**THE PROBLEM:**
Copy every entry word for word. Skip the pictures.

**EXCERPTED DATA:**
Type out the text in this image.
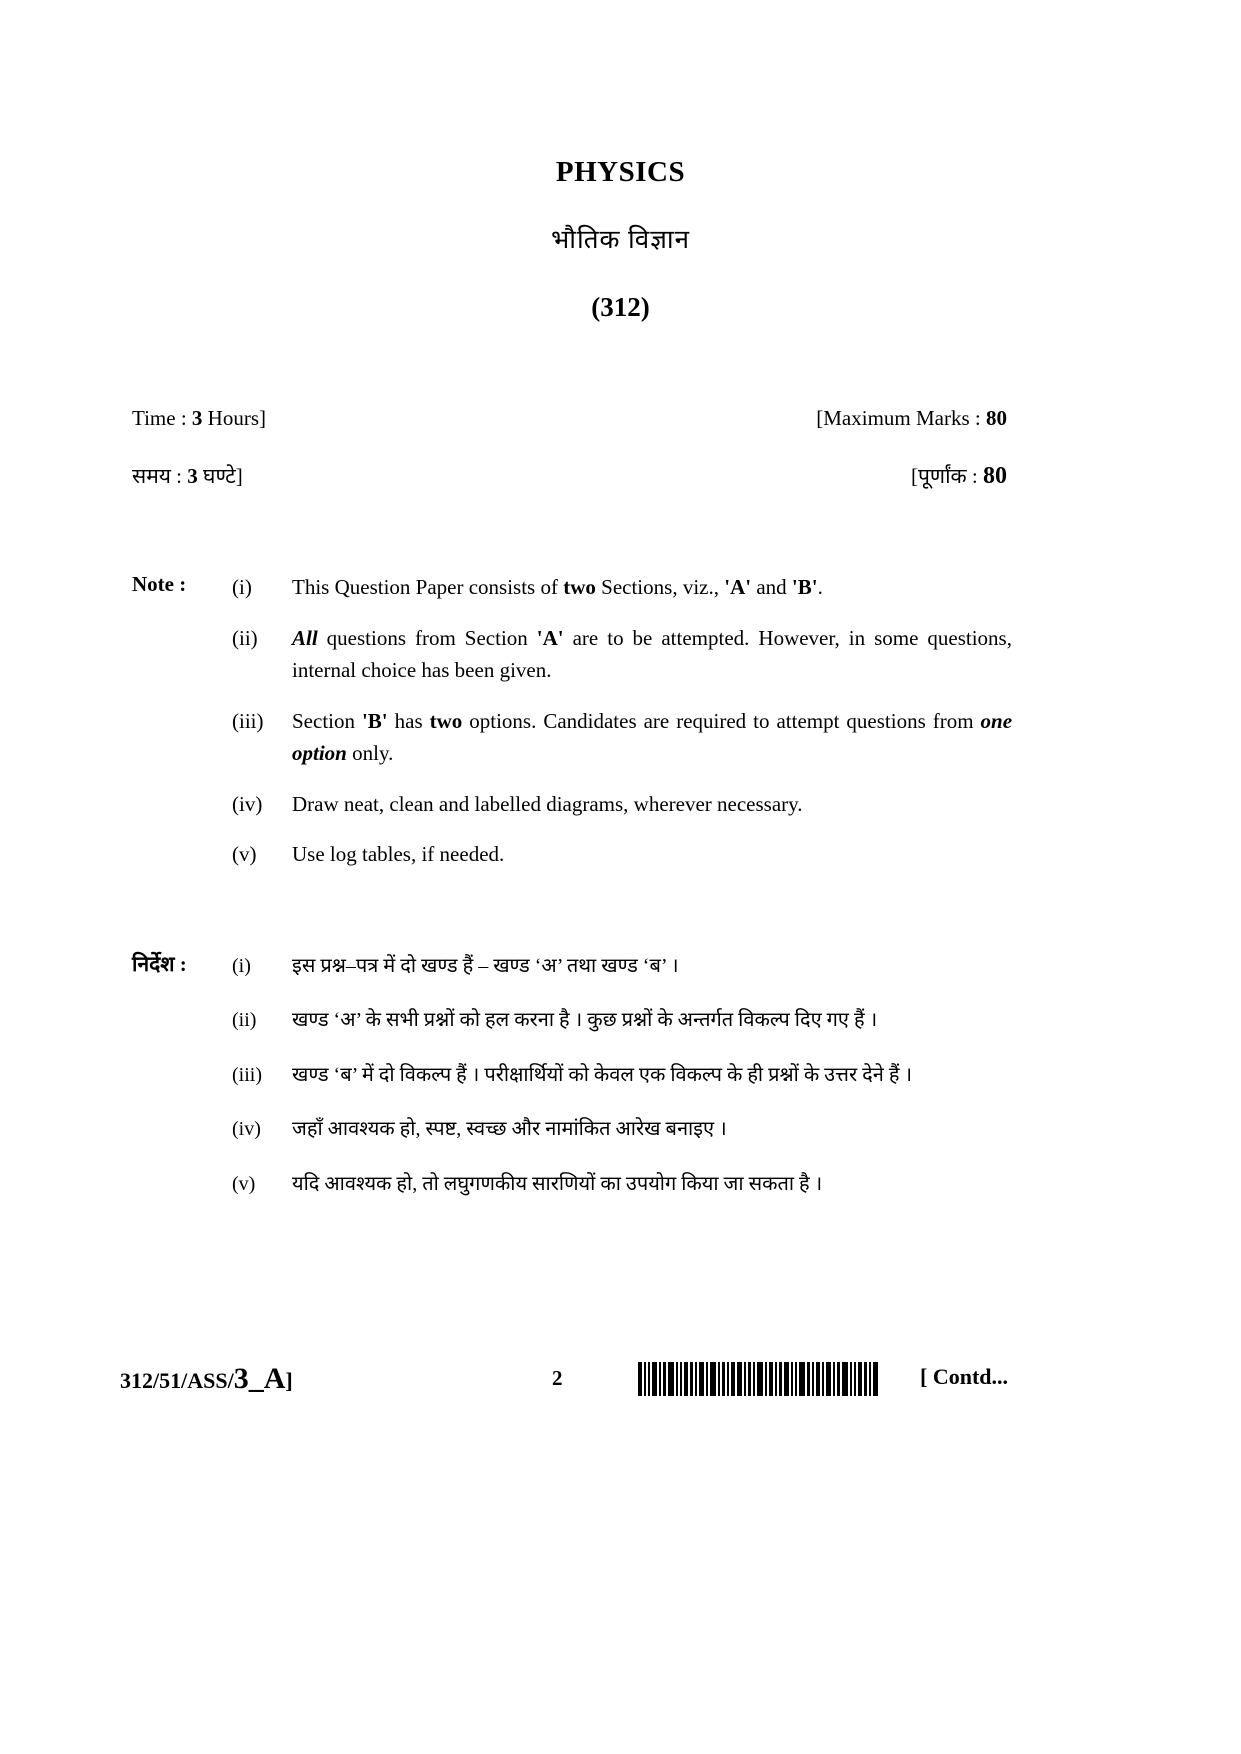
PHYSICS
भौतिक विज्ञान
(312)
Time : 3 Hours]	[Maximum Marks : 80
समय : 3 घण्टे]	[पूर्णांक : 80
Note : (i)	This Question Paper consists of two Sections, viz., 'A' and 'B'.
(ii)	All questions from Section 'A' are to be attempted. However, in some questions, internal choice has been given.
(iii)	Section 'B' has two options. Candidates are required to attempt questions from one option only.
(iv)	Draw neat, clean and labelled diagrams, wherever necessary.
(v)	Use log tables, if needed.
निर्देश : (i)	इस प्रश्न–पत्र में दो खण्ड हैं – खण्ड ‘अ’ तथा खण्ड ‘ब’ ।
(ii)	खण्ड ‘अ’ के सभी प्रश्नों को हल करना है । कुछ प्रश्नों के अन्तर्गत विकल्प दिए गए हैं ।
(iii)	खण्ड ‘ब’ में दो विकल्प हैं । परीक्षार्थियों को केवल एक विकल्प के ही प्रश्नों के उत्तर देने हैं ।
(iv)	जहाँ आवश्यक हो, स्पष्ट, स्वच्छ और नामांकित आरेख बनाइए ।
(v)	यदि आवश्यक हो, तो लघुगणकीय सारणियों का उपयोग किया जा सकता है ।
312/51/ASS/3_A]	2	[ Contd...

**ANSWER TO THE TASK:**
Type out the text in this image.
PHYSICS
भौतिक विज्ञान
(312)
Time : 3 Hours]	[Maximum Marks : 80
समय : 3 घण्टे]	[पूर्णांक : 80
Note : (i)	This Question Paper consists of two Sections, viz., 'A' and 'B'.
(ii)	All questions from Section 'A' are to be attempted. However, in some questions, internal choice has been given.
(iii)	Section 'B' has two options. Candidates are required to attempt questions from one option only.
(iv)	Draw neat, clean and labelled diagrams, wherever necessary.
(v)	Use log tables, if needed.
निर्देश : (i)	इस प्रश्न–पत्र में दो खण्ड हैं – खण्ड ‘अ’ तथा खण्ड ‘ब’ ।
(ii)	खण्ड ‘अ’ के सभी प्रश्नों को हल करना है । कुछ प्रश्नों के अन्तर्गत विकल्प दिए गए हैं ।
(iii)	खण्ड ‘ब’ में दो विकल्प हैं । परीक्षार्थियों को केवल एक विकल्प के ही प्रश्नों के उत्तर देने हैं ।
(iv)	जहाँ आवश्यक हो, स्पष्ट, स्वच्छ और नामांकित आरेख बनाइए ।
(v)	यदि आवश्यक हो, तो लघुगणकीय सारणियों का उपयोग किया जा सकता है ।
312/51/ASS/3_A]	2	[ Contd...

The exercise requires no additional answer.